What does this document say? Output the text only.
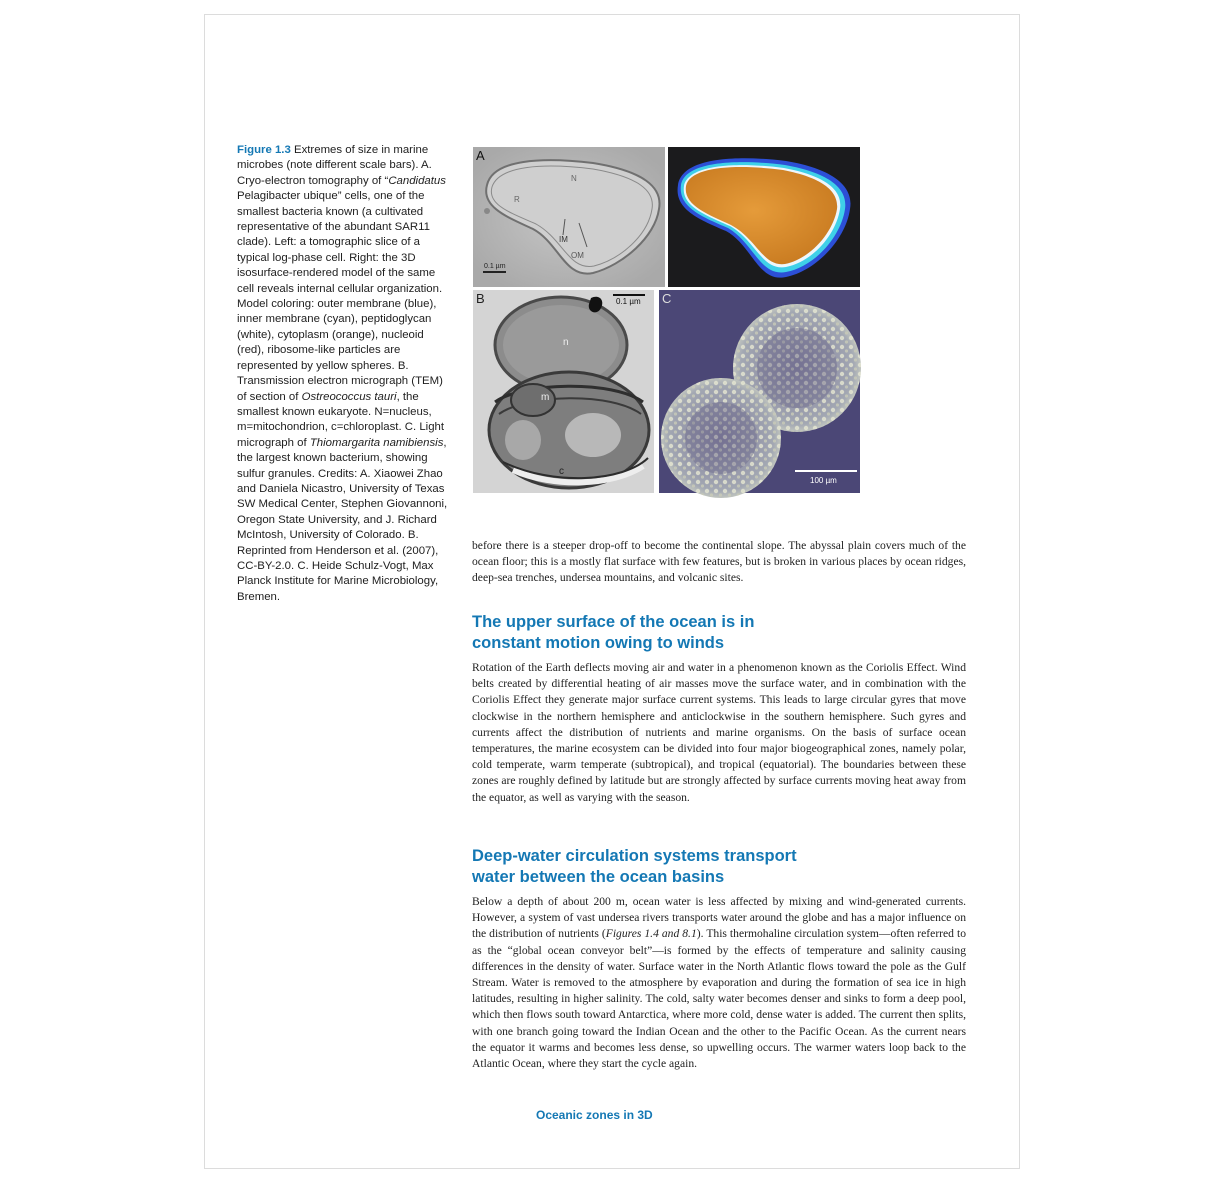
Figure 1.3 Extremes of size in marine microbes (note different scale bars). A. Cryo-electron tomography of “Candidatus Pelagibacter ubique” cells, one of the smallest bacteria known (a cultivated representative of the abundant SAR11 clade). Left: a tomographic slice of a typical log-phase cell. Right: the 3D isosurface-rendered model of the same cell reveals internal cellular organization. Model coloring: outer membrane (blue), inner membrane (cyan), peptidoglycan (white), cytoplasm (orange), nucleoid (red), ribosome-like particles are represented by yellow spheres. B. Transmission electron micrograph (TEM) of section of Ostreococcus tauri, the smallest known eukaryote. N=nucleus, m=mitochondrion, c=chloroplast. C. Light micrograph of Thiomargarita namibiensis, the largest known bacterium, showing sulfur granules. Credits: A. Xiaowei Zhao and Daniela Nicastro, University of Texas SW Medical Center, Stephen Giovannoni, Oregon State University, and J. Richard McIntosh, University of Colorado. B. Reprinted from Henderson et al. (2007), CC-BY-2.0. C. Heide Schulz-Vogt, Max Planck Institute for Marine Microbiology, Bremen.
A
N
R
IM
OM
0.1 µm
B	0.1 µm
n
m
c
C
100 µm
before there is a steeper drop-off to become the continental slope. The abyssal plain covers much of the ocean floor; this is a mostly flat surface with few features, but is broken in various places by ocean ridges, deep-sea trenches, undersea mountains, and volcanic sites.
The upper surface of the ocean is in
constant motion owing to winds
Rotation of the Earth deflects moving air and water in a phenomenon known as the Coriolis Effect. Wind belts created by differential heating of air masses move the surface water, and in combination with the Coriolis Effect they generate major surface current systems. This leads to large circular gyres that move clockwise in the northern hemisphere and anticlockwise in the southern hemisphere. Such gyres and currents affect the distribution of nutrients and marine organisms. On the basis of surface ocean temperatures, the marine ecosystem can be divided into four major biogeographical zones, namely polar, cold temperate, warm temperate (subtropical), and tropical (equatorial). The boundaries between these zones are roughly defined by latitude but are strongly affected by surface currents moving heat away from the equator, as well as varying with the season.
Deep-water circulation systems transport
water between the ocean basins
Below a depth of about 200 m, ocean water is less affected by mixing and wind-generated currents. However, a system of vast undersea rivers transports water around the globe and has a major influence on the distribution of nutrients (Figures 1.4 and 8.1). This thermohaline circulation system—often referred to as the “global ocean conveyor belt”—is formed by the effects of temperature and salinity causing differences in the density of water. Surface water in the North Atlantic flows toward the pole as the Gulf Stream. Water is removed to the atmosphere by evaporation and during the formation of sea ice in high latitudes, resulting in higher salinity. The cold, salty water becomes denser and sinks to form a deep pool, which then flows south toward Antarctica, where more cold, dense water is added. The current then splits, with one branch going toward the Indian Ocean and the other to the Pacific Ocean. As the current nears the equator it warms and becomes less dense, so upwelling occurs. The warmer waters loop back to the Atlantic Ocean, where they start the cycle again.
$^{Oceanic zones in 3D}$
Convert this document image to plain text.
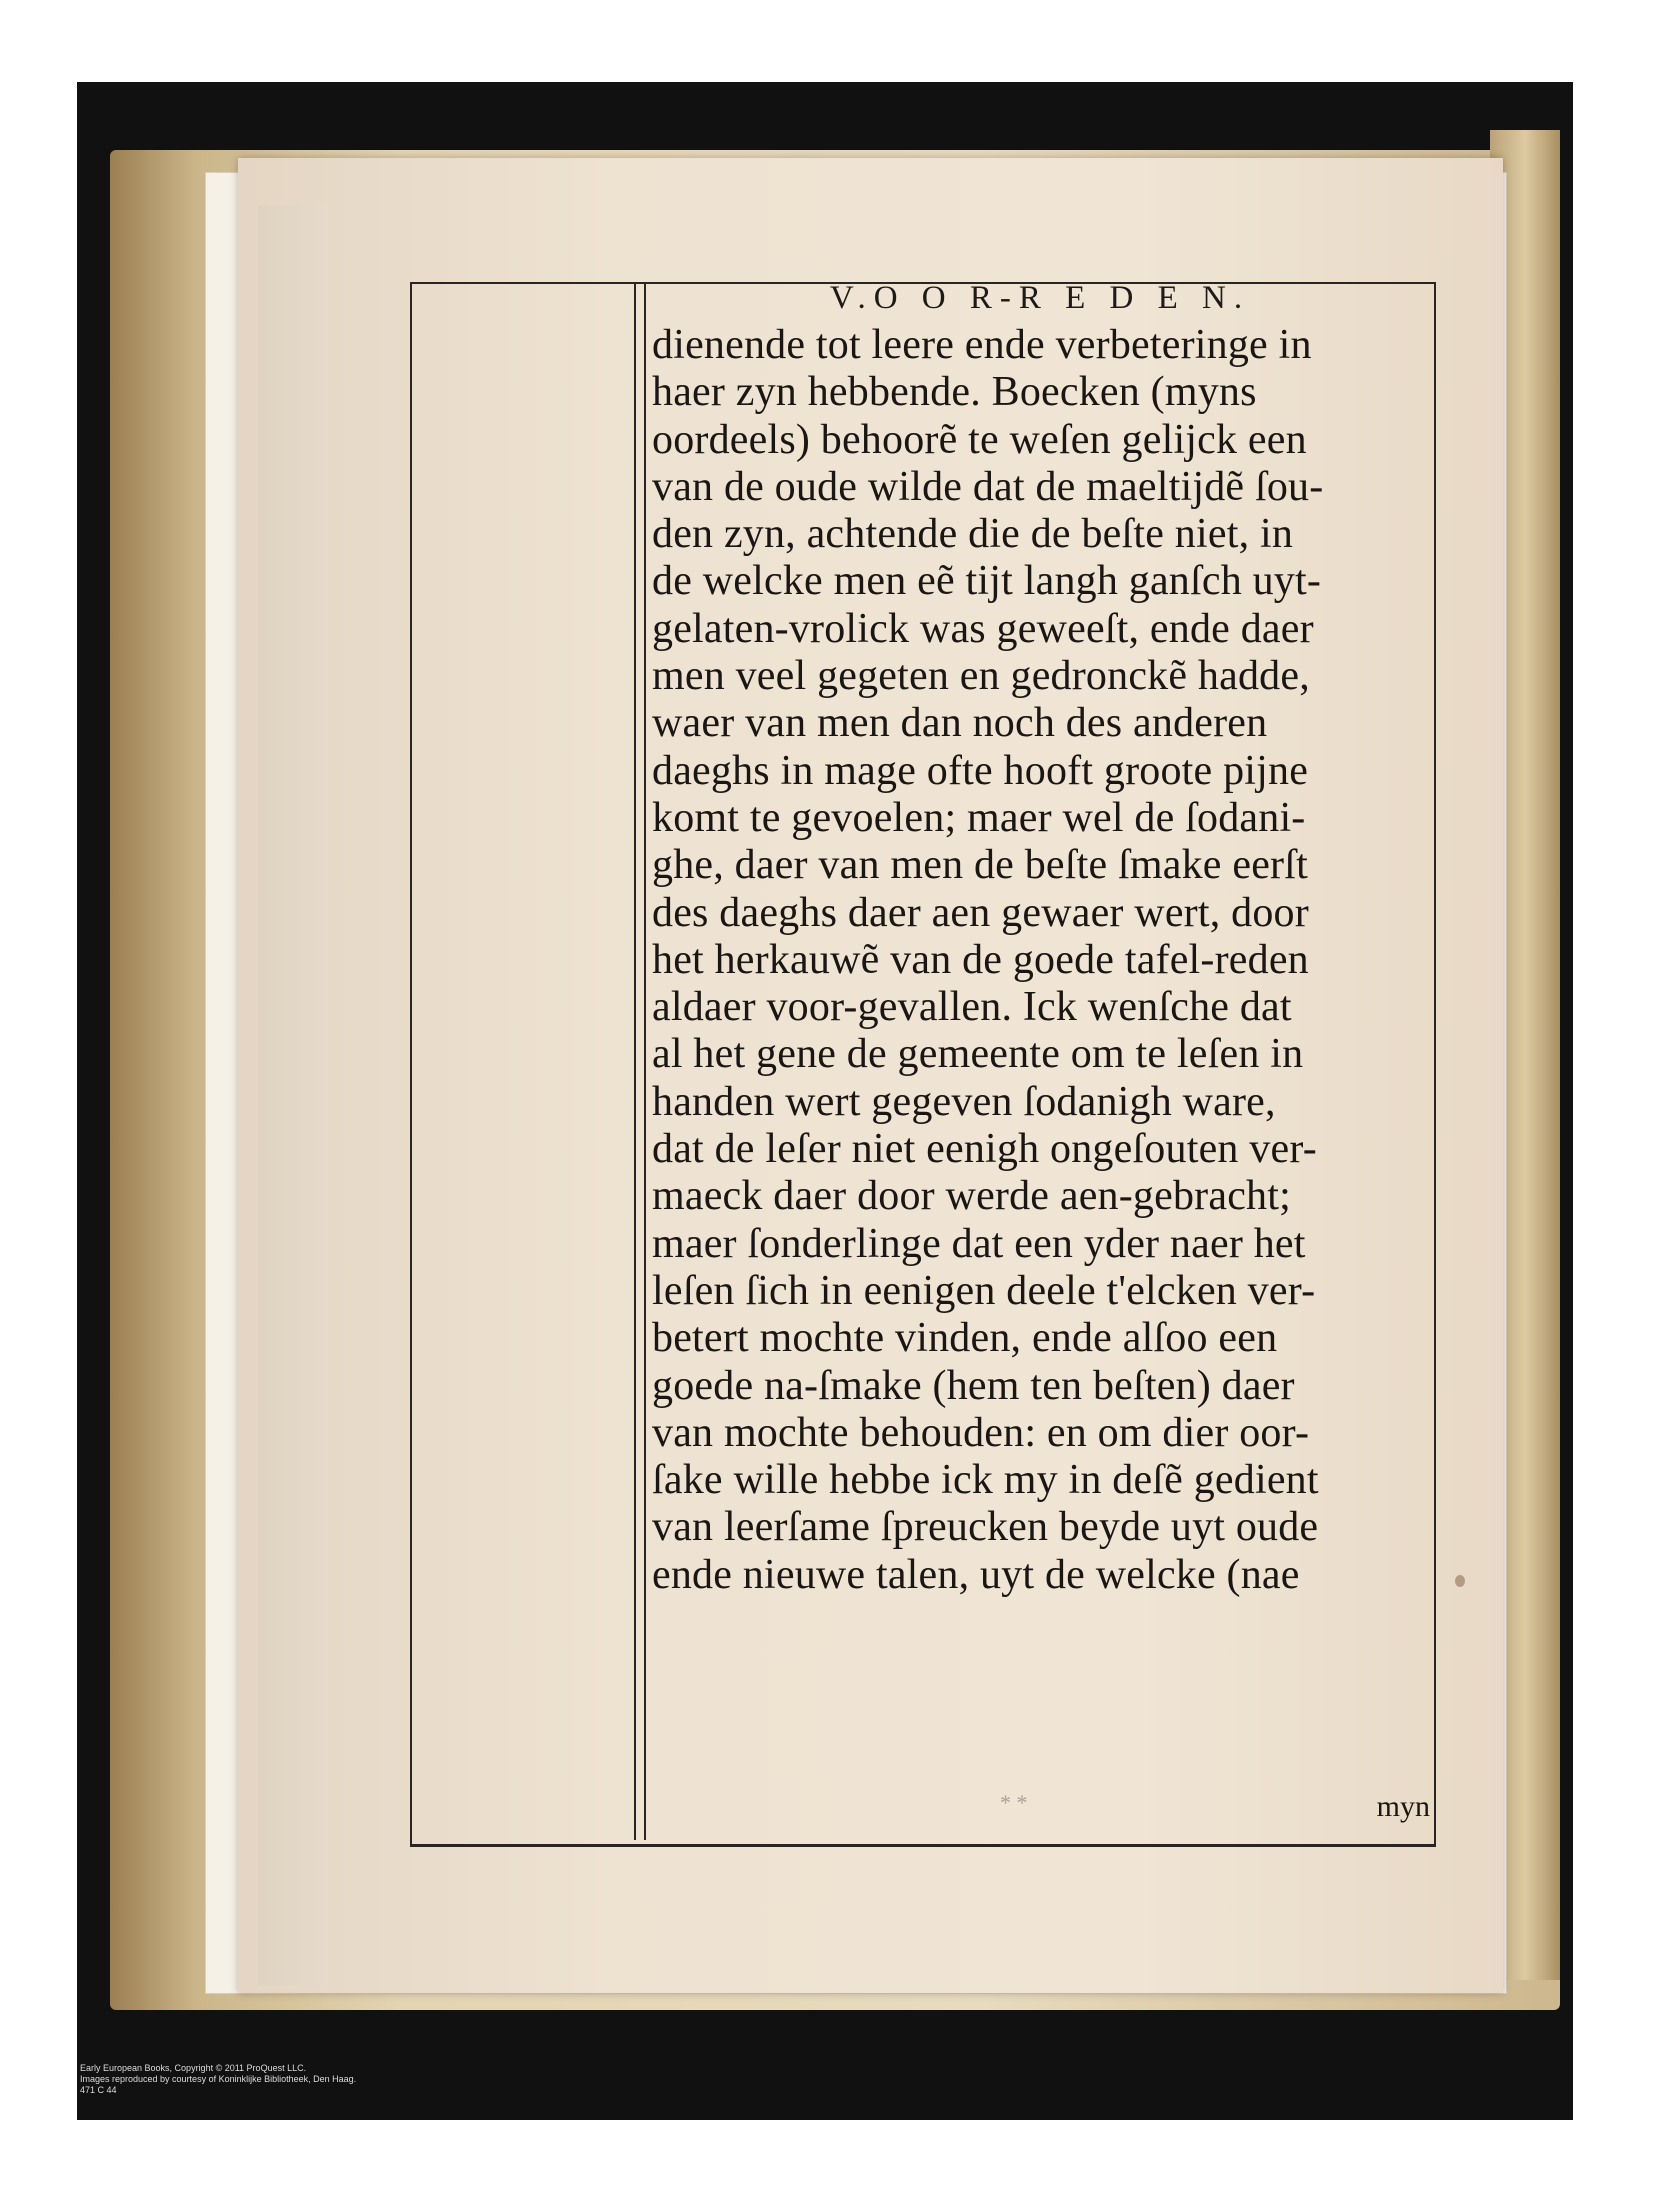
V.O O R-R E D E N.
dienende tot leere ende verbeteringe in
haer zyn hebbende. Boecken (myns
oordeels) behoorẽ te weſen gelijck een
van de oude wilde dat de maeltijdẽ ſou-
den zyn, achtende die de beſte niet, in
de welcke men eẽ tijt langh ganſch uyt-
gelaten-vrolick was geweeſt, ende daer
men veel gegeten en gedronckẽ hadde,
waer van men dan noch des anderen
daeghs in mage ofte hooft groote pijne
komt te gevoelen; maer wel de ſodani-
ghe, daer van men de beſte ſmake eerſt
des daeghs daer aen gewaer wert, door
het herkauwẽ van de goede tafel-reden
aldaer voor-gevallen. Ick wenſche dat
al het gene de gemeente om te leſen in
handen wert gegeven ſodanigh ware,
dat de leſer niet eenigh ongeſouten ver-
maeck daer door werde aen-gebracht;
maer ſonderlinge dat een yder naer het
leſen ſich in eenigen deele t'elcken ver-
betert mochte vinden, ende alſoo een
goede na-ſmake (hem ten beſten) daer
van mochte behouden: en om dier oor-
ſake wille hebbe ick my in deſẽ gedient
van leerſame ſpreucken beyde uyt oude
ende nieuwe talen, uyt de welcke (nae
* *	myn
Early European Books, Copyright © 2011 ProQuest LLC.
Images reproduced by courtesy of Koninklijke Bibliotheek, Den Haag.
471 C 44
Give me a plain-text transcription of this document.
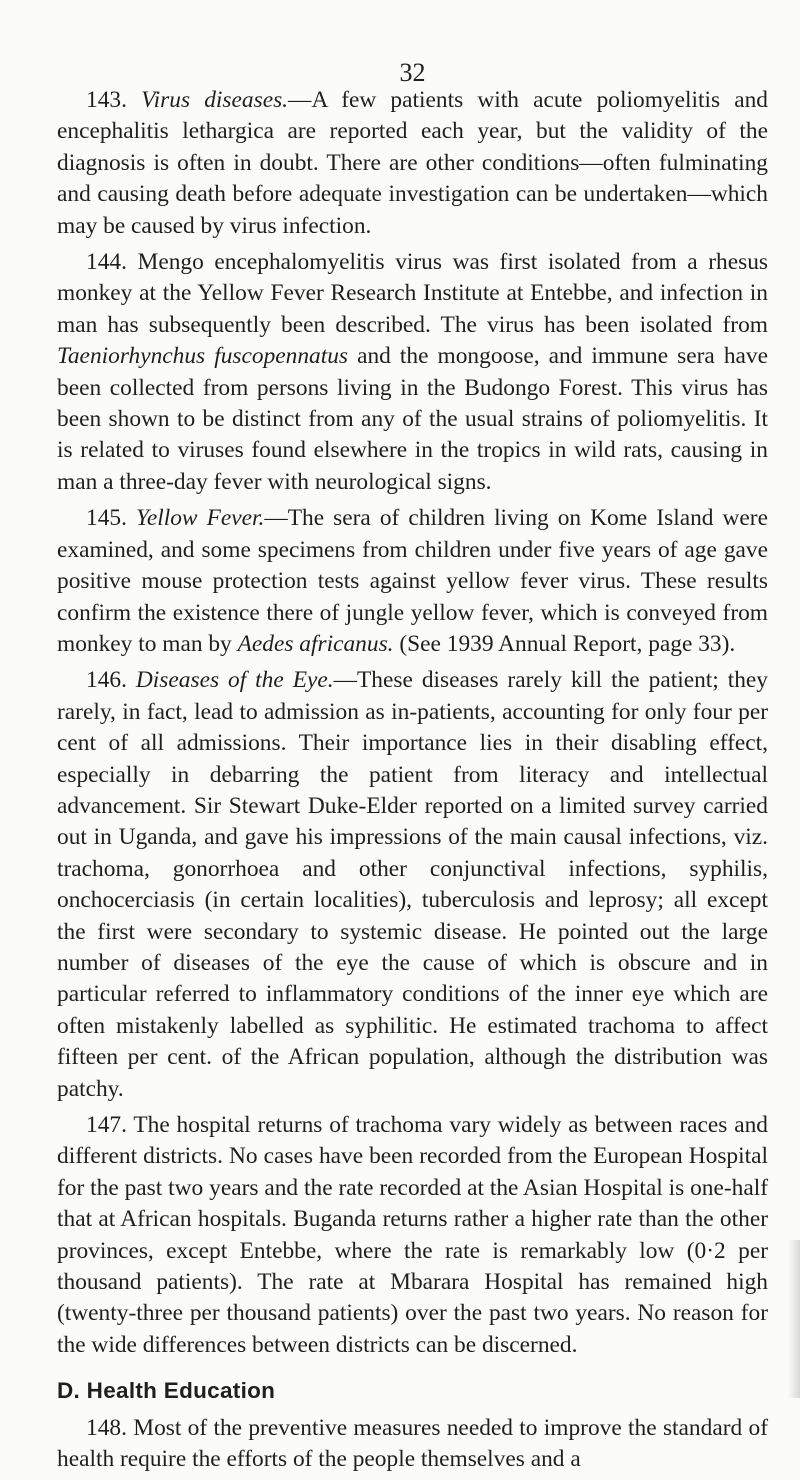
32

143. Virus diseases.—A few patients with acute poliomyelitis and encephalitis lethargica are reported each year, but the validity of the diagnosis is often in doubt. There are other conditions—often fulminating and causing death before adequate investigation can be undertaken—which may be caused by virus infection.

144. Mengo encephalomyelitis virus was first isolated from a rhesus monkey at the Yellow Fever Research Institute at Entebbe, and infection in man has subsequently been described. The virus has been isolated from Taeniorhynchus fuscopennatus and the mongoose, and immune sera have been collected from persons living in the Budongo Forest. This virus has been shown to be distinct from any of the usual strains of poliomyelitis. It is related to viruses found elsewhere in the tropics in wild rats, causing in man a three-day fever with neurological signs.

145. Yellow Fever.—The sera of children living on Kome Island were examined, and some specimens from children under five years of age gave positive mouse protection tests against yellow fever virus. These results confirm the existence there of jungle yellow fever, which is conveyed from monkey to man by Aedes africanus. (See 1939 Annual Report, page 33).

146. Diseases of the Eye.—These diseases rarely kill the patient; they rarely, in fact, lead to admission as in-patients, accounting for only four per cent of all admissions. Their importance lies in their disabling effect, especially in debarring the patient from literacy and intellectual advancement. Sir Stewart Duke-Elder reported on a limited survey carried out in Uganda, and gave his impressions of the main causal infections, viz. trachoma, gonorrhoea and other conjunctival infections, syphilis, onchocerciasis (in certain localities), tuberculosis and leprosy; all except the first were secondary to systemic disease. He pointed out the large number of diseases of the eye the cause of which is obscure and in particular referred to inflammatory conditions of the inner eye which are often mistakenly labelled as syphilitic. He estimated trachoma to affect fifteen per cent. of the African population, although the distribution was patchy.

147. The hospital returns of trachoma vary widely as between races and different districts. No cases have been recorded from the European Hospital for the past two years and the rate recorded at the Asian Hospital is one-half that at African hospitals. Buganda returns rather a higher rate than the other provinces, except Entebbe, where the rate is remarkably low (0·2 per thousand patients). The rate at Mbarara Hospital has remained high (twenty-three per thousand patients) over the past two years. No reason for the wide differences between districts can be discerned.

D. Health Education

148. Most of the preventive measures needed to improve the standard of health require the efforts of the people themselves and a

|---|

Go through the material and copy each line that contains "monkey".

144. Mengo encephalomyelitis virus was first isolated from a rhesus monkey at the Yellow Fever Research Institute at Entebbe, and infection in man has subsequently been described. The virus has been isolated from Taeniorhynchus fuscopennatus and the mongoose, and immune sera have been collected from persons living in the Budongo Forest. This virus has been shown to be distinct from any of the usual strains of poliomyelitis. It is related to viruses found elsewhere in the tropics in wild rats, causing in man a three-day fever with neurological signs.
145. Yellow Fever.—The sera of children living on Kome Island were examined, and some specimens from children under five years of age gave positive mouse protection tests against yellow fever virus. These results confirm the existence there of jungle yellow fever, which is conveyed from monkey to man by Aedes africanus. (See 1939 Annual Report, page 33).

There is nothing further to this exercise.